:: Material to process

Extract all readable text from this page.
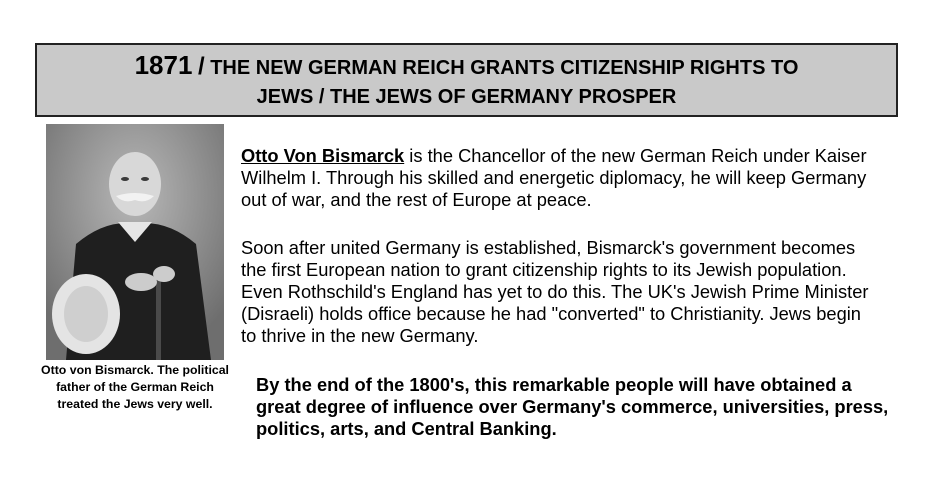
1871 / THE NEW GERMAN REICH GRANTS CITIZENSHIP RIGHTS TO
JEWS / THE JEWS OF GERMANY PROSPER
Otto von Bismarck. The political
father of the German Reich
treated the Jews very well.
Otto Von Bismarck is the Chancellor of the new German Reich under Kaiser Wilhelm I. Through his skilled and energetic diplomacy, he will keep Germany out of war, and the rest of Europe at peace.
Soon after united Germany is established, Bismarck's government becomes the first European nation to grant citizenship rights to its Jewish population. Even Rothschild's England has yet to do this. The UK's Jewish Prime Minister (Disraeli) holds office because he had "converted" to Christianity. Jews begin to thrive in the new Germany.
By the end of the 1800's, this remarkable people will have obtained a great degree of influence over Germany's commerce, universities, press, politics, arts, and Central Banking.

::::

**Instructions to follow**: Output all of the data exactly as it stands, minus any images.

**Response to the exercise**:
Extract all readable text from this page.
1871 / THE NEW GERMAN REICH GRANTS CITIZENSHIP RIGHTS TO
JEWS / THE JEWS OF GERMANY PROSPER
Otto von Bismarck. The political
father of the German Reich
treated the Jews very well.
Otto Von Bismarck is the Chancellor of the new German Reich under Kaiser Wilhelm I. Through his skilled and energetic diplomacy, he will keep Germany out of war, and the rest of Europe at peace.
Soon after united Germany is established, Bismarck's government becomes the first European nation to grant citizenship rights to its Jewish population. Even Rothschild's England has yet to do this. The UK's Jewish Prime Minister (Disraeli) holds office because he had "converted" to Christianity. Jews begin to thrive in the new Germany.
By the end of the 1800's, this remarkable people will have obtained a great degree of influence over Germany's commerce, universities, press, politics, arts, and Central Banking.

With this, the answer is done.